Stated goal ::
Pictures aside, write out every record exactly as it appears.

Given records ::

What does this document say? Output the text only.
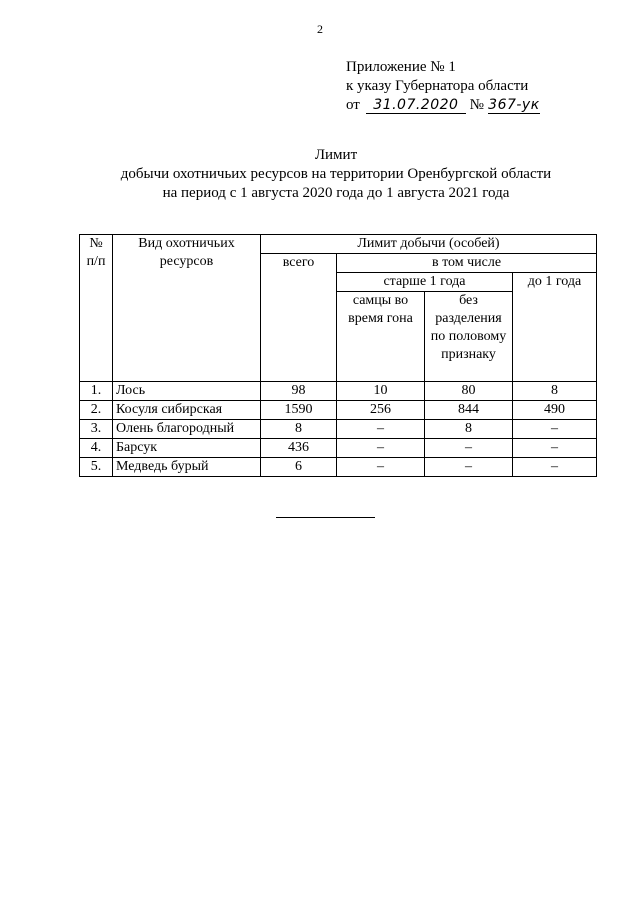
2
Приложение № 1
к указу Губернатора области
от 31.07.2020 № 367-ук
Лимит
добычи охотничьих ресурсов на территории Оренбургской области
на период с 1 августа 2020 года до 1 августа 2021 года
№ п/п	Вид охотничьих ресурсов	Лимит добычи (особей)			
		всего	в том числе		
			старше 1 года		до 1 года
			самцы во время гона	без разделения по половому признаку	
1.	Лось	98	10	80	8
2.	Косуля сибирская	1590	256	844	490
3.	Олень благородный	8	–	8	–
4.	Барсук	436	–	–	–
5.	Медведь бурый	6	–	–	–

Reply ::
What does this document say? Output the text only.
2
Приложение № 1
к указу Губернатора области
от 31.07.2020 № 367-ук
Лимит
добычи охотничьих ресурсов на территории Оренбургской области
на период с 1 августа 2020 года до 1 августа 2021 года
№ п/п	Вид охотничьих ресурсов	Лимит добычи (особей)			
		всего	в том числе		
			старше 1 года		до 1 года
			самцы во время гона	без разделения по половому признаку	
1.	Лось	98	10	80	8
2.	Косуля сибирская	1590	256	844	490
3.	Олень благородный	8	–	8	–
4.	Барсук	436	–	–	–
5.	Медведь бурый	6	–	–	–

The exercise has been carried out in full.